*What to produce*: Look for "Доля" in each line of the entries, and return the matching lines.

Records contained in a dataset:

******************************

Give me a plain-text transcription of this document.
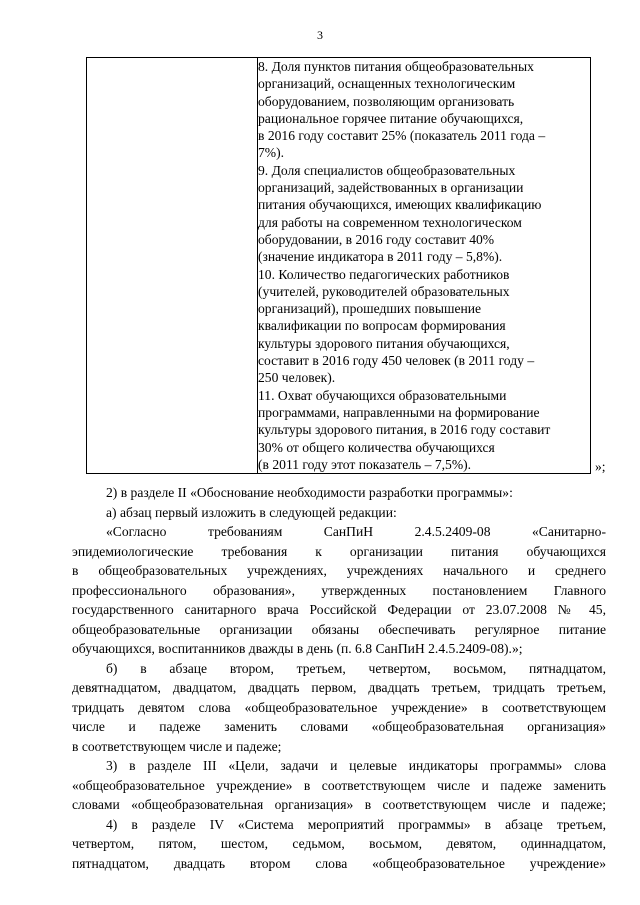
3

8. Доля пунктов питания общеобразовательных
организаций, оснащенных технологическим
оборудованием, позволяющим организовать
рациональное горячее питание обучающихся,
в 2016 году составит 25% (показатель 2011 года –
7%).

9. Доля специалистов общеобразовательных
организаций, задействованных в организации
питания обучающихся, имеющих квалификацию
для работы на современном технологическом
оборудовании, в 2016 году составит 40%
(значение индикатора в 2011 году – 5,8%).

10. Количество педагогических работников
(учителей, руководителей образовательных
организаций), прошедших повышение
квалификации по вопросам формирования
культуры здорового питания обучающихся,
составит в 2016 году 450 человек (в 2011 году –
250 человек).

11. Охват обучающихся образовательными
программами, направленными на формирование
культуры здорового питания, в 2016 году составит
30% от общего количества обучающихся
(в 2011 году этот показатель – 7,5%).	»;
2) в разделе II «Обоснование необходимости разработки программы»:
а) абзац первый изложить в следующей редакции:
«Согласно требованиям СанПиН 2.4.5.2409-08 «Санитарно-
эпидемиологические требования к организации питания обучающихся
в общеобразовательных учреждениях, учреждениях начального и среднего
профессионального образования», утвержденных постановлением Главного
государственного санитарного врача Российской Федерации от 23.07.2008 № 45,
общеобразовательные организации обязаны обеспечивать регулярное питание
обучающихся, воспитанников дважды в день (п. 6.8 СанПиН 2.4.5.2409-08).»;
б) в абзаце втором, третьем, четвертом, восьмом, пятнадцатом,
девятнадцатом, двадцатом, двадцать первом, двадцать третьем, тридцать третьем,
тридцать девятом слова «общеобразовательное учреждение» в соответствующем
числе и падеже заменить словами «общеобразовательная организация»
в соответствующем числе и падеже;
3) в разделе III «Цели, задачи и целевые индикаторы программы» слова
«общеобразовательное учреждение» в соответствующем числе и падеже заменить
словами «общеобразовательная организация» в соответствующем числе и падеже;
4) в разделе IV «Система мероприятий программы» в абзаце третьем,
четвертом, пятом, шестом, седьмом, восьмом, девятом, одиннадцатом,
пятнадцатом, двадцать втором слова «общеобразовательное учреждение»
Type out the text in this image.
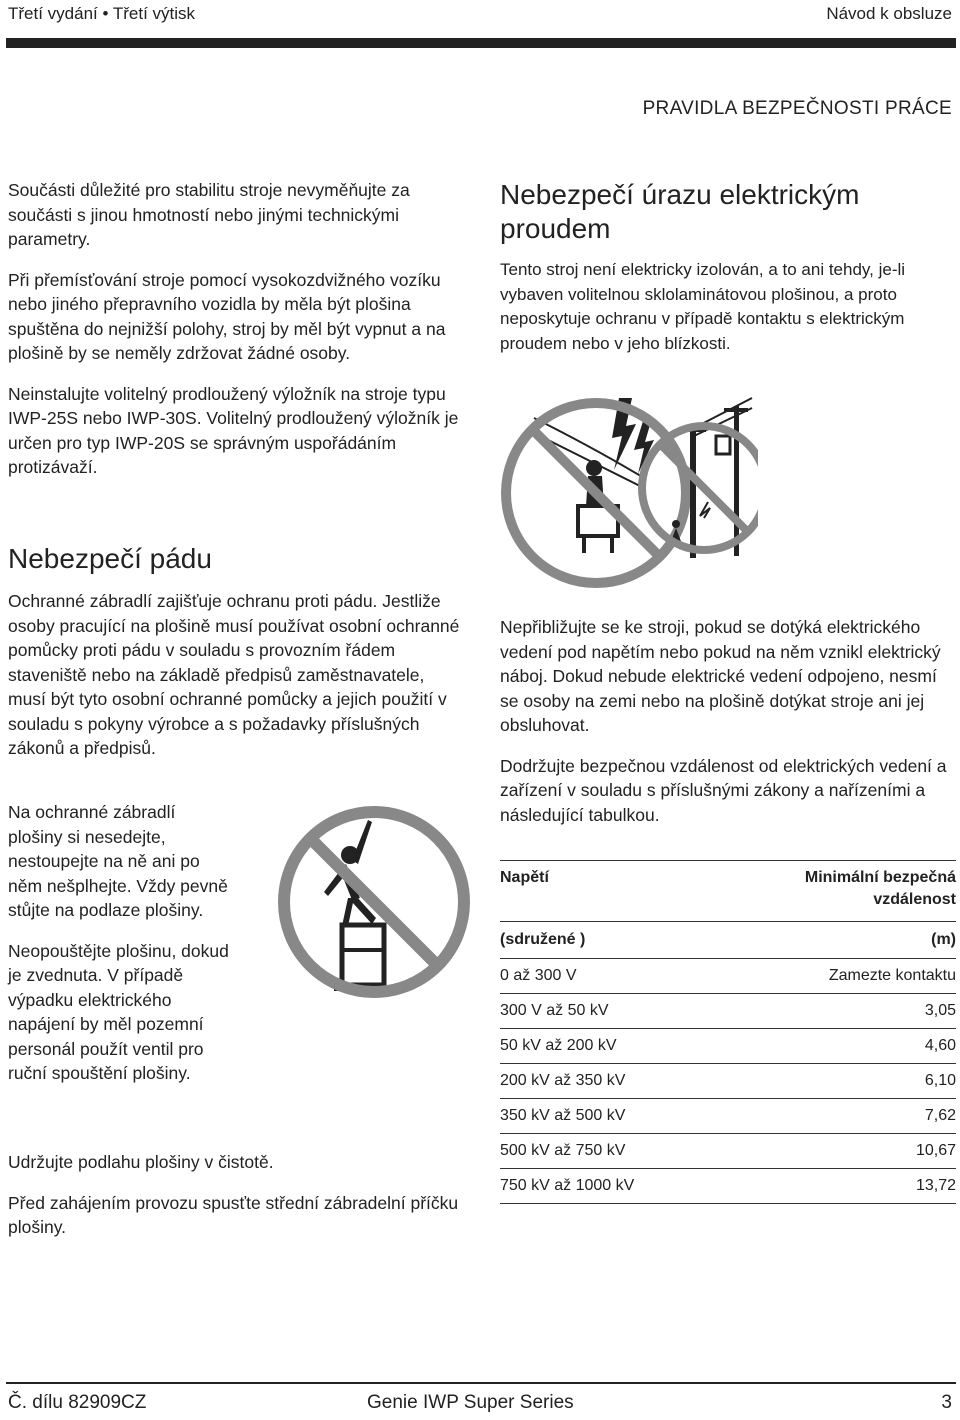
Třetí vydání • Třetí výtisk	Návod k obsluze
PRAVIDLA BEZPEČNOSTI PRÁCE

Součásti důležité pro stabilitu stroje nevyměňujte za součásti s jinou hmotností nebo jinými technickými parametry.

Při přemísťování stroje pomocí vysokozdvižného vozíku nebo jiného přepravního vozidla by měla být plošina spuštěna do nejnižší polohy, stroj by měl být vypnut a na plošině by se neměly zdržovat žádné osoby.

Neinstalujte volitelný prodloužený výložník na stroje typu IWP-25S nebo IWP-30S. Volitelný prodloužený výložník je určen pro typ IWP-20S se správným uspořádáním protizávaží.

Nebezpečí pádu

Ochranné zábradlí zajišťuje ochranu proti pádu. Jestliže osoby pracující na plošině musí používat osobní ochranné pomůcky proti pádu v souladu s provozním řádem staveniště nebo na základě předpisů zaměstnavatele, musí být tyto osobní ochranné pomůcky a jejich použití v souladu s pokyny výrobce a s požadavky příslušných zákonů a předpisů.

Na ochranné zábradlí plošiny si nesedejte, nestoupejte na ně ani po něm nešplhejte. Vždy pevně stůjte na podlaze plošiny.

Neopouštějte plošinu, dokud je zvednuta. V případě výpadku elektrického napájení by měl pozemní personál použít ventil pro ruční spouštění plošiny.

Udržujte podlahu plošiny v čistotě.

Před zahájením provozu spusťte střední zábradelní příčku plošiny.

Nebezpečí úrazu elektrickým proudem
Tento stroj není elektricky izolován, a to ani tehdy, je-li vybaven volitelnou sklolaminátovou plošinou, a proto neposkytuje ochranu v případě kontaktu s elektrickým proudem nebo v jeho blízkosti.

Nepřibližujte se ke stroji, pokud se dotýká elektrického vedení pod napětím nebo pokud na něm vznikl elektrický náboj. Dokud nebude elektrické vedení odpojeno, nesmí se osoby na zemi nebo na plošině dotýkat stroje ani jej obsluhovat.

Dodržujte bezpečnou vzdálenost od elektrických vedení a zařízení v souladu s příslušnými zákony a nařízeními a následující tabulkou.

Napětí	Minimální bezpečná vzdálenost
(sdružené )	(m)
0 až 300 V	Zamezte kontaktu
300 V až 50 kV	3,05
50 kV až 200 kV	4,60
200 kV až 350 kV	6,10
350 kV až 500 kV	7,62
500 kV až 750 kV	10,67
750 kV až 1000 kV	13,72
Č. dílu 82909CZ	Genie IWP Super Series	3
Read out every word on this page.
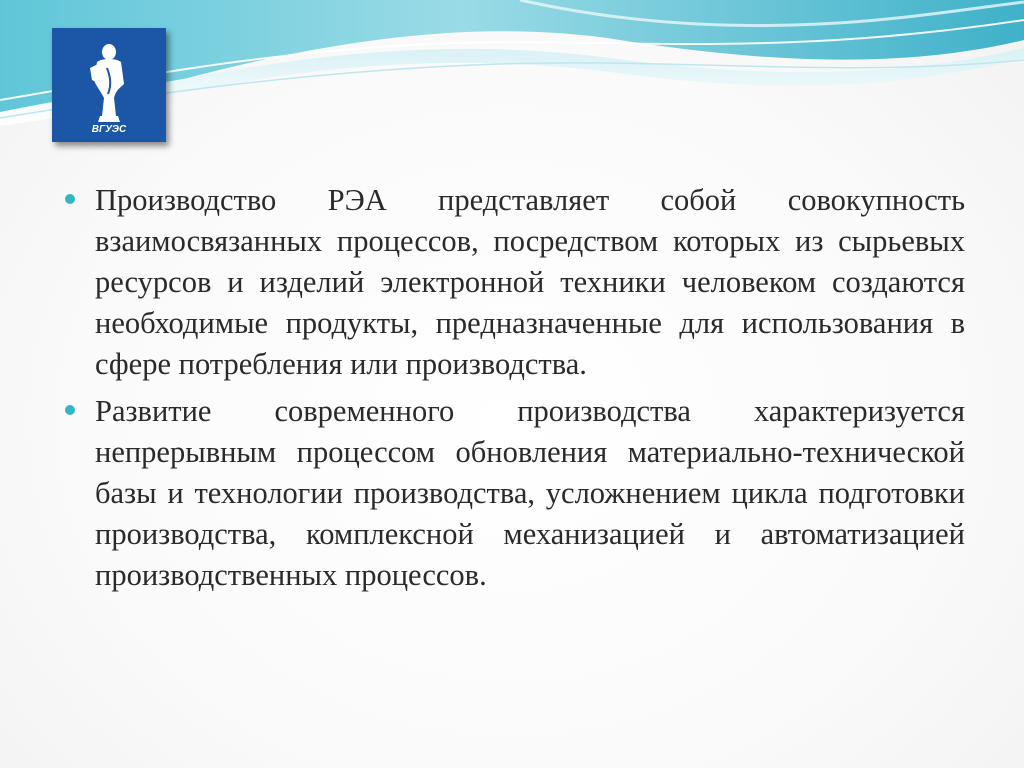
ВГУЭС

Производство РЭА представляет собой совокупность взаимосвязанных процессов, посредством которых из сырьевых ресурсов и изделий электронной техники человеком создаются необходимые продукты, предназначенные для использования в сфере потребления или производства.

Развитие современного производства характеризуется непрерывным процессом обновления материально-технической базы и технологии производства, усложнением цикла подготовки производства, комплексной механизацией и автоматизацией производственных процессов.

******************************

*Task result*:
8. Доля пунктов питания общеобразовательных
9. Доля специалистов общеобразовательных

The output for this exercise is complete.